*Problem*: For every line in the data below that contains "background", copy the line.

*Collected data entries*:

▶

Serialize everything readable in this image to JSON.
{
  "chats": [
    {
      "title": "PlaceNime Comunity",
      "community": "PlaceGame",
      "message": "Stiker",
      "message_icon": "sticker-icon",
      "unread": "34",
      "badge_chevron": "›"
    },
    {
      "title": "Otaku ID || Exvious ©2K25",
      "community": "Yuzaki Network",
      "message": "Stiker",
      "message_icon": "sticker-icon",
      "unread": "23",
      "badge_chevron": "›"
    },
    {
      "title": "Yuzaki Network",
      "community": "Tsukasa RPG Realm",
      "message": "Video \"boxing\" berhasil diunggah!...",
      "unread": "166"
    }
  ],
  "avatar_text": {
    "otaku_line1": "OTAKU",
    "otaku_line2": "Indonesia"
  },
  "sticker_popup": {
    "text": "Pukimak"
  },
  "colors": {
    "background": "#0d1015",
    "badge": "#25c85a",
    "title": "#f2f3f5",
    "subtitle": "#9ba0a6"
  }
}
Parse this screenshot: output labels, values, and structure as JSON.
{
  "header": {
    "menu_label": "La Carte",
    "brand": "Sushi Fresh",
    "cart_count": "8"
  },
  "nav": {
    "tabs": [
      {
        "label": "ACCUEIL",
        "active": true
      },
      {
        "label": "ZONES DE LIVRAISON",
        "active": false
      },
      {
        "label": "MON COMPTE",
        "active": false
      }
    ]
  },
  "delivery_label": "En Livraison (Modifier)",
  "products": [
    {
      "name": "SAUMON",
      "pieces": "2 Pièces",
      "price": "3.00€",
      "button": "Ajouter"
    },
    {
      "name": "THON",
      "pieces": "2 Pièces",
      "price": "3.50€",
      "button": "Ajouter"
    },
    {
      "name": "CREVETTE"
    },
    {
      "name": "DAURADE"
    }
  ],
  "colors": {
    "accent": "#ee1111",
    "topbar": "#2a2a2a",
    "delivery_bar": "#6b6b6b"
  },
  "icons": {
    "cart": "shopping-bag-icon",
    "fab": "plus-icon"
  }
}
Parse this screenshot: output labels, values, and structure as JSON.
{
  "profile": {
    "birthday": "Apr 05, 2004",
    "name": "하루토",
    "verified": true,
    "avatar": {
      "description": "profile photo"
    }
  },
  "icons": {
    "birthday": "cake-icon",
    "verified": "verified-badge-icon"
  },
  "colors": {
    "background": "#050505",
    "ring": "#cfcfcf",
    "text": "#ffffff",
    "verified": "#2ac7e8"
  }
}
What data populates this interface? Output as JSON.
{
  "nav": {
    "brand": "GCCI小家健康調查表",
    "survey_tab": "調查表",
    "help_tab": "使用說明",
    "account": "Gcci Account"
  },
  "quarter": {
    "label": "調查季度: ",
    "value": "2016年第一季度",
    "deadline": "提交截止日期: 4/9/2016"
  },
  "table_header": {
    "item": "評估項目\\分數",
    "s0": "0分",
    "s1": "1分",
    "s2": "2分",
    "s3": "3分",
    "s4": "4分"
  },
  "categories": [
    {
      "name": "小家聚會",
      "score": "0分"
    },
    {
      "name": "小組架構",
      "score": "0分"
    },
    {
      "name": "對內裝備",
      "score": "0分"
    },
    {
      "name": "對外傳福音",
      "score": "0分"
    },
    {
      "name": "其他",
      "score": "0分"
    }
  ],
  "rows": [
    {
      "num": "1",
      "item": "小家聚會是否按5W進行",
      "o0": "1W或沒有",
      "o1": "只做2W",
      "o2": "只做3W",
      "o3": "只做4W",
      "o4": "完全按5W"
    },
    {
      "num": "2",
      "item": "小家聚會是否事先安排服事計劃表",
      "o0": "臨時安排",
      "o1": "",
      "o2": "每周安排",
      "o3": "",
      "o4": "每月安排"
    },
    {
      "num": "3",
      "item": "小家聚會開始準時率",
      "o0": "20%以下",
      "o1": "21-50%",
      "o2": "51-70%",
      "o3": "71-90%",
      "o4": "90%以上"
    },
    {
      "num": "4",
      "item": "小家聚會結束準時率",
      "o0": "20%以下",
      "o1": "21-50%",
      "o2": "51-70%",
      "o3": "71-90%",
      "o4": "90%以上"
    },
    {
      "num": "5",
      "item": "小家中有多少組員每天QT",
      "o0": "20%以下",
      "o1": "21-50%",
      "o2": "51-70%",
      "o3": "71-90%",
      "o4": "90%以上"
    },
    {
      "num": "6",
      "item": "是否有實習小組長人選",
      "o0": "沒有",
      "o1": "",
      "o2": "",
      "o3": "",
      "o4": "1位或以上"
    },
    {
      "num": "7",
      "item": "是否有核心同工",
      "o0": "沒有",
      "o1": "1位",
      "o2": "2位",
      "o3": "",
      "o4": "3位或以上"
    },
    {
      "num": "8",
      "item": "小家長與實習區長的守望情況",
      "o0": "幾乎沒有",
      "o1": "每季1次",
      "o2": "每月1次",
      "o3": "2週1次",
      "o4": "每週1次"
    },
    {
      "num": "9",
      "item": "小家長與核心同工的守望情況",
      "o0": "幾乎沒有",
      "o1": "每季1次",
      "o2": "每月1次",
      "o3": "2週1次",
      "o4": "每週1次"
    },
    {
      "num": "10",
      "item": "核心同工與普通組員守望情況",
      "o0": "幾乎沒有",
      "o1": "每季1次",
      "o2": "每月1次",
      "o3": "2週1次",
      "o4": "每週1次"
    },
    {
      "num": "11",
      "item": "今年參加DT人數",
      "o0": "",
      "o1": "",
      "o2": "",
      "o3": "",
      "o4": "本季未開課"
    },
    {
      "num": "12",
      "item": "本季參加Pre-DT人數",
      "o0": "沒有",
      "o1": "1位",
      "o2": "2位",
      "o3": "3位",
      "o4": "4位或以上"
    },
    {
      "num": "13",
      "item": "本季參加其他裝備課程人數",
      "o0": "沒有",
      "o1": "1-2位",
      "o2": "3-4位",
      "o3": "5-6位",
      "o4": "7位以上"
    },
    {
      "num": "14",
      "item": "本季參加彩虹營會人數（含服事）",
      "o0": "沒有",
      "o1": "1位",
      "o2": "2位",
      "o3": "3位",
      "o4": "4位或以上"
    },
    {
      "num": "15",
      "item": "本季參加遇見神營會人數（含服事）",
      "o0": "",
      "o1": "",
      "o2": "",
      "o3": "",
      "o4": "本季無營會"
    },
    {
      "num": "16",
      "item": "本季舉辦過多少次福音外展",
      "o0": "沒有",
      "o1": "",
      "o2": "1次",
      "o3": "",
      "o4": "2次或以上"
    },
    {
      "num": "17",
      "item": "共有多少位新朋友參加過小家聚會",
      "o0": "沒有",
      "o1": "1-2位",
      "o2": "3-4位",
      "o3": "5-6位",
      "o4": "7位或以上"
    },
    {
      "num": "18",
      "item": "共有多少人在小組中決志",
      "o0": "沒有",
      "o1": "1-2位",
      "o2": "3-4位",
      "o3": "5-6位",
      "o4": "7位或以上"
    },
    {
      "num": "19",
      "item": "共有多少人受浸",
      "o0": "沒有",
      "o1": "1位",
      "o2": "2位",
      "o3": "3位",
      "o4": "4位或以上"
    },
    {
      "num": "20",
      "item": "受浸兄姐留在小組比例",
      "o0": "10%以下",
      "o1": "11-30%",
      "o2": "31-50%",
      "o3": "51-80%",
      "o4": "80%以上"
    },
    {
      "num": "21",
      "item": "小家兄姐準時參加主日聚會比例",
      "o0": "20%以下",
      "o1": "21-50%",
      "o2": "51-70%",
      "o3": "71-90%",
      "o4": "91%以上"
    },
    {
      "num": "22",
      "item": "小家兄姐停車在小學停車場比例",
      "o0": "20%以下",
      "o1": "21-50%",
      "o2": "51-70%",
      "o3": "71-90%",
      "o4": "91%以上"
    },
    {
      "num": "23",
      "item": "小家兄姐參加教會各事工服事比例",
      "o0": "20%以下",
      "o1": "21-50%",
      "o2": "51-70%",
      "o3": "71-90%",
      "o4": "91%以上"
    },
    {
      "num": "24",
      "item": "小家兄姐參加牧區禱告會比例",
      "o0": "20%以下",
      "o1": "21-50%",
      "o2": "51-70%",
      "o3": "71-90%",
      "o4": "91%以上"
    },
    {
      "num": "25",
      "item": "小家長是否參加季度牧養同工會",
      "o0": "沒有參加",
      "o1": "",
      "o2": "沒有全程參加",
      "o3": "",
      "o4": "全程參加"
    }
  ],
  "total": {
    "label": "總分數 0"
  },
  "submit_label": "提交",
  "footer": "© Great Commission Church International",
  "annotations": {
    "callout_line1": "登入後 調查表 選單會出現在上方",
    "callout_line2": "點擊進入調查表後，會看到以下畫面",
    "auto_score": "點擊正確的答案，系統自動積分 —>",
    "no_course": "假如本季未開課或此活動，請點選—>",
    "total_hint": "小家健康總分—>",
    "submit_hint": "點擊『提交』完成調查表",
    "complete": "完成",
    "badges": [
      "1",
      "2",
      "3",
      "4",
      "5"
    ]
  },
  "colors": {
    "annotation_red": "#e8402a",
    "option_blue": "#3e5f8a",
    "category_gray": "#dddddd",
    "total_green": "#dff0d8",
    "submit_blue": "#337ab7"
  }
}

◀

*Response*:
    "background": "#0d1015",
    "background": "#050505",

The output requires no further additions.